**WHAT THE EXERCISE ASKS:**
Please write out the material that follows, exactly as it stands.

**DATA EXCERPTS:**
====================

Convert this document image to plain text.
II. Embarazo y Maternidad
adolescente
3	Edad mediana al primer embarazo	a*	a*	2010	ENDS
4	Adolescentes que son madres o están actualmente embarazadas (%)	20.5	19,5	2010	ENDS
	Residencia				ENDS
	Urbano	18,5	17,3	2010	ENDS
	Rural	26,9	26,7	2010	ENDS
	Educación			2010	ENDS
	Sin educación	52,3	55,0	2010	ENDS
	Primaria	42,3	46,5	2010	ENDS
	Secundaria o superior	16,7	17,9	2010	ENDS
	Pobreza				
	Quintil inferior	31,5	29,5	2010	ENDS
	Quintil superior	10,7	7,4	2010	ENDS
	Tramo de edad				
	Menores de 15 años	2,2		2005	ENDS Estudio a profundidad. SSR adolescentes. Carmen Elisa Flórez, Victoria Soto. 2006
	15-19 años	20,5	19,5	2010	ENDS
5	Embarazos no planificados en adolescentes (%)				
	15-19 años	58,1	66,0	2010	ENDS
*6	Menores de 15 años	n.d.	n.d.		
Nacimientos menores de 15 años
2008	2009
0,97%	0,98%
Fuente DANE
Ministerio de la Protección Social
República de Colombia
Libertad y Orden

====================

**RESPONSE:**
Convert this document image to plain text.
II. Embarazo y Maternidad
adolescente
3	Edad mediana al primer embarazo	a*	a*	2010	ENDS
4	Adolescentes que son madres o están actualmente embarazadas (%)	20.5	19,5	2010	ENDS
	Residencia				ENDS
	Urbano	18,5	17,3	2010	ENDS
	Rural	26,9	26,7	2010	ENDS
	Educación			2010	ENDS
	Sin educación	52,3	55,0	2010	ENDS
	Primaria	42,3	46,5	2010	ENDS
	Secundaria o superior	16,7	17,9	2010	ENDS
	Pobreza				
	Quintil inferior	31,5	29,5	2010	ENDS
	Quintil superior	10,7	7,4	2010	ENDS
	Tramo de edad				
	Menores de 15 años	2,2		2005	ENDS Estudio a profundidad. SSR adolescentes. Carmen Elisa Flórez, Victoria Soto. 2006
	15-19 años	20,5	19,5	2010	ENDS
5	Embarazos no planificados en adolescentes (%)				
	15-19 años	58,1	66,0	2010	ENDS
*6	Menores de 15 años	n.d.	n.d.		
Nacimientos menores de 15 años
2008	2009
0,97%	0,98%
Fuente DANE
Ministerio de la Protección Social
República de Colombia
Libertad y Orden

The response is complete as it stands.